# START OF Data supplied

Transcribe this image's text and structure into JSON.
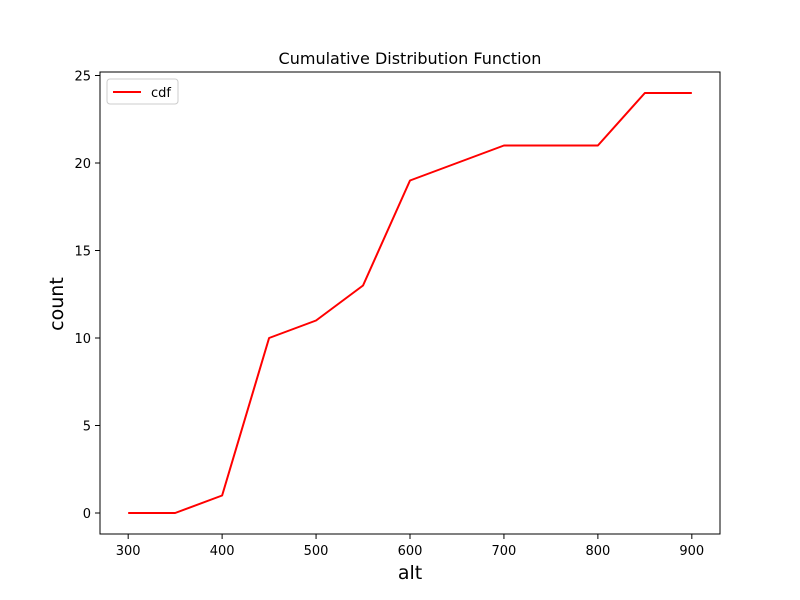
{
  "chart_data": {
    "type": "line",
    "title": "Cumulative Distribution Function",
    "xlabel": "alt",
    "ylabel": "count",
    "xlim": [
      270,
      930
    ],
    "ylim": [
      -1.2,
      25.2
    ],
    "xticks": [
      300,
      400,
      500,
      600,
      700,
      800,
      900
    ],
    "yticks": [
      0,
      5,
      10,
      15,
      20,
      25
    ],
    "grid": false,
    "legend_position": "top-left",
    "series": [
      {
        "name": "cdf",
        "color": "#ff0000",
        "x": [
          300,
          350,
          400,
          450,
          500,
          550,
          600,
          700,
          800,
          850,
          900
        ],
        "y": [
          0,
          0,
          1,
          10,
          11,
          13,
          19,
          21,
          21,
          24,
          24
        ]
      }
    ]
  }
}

# END OF Data supplied

### Exercise requirements
Exactly as written, return every line of the listing, but not the pictures.

### Solution
Transcribe this image's text and structure into JSON.
{
  "chart_data": {
    "type": "line",
    "title": "Cumulative Distribution Function",
    "xlabel": "alt",
    "ylabel": "count",
    "xlim": [
      270,
      930
    ],
    "ylim": [
      -1.2,
      25.2
    ],
    "xticks": [
      300,
      400,
      500,
      600,
      700,
      800,
      900
    ],
    "yticks": [
      0,
      5,
      10,
      15,
      20,
      25
    ],
    "grid": false,
    "legend_position": "top-left",
    "series": [
      {
        "name": "cdf",
        "color": "#ff0000",
        "x": [
          300,
          350,
          400,
          450,
          500,
          550,
          600,
          700,
          800,
          850,
          900
        ],
        "y": [
          0,
          0,
          1,
          10,
          11,
          13,
          19,
          21,
          21,
          24,
          24
        ]
      }
    ]
  }
}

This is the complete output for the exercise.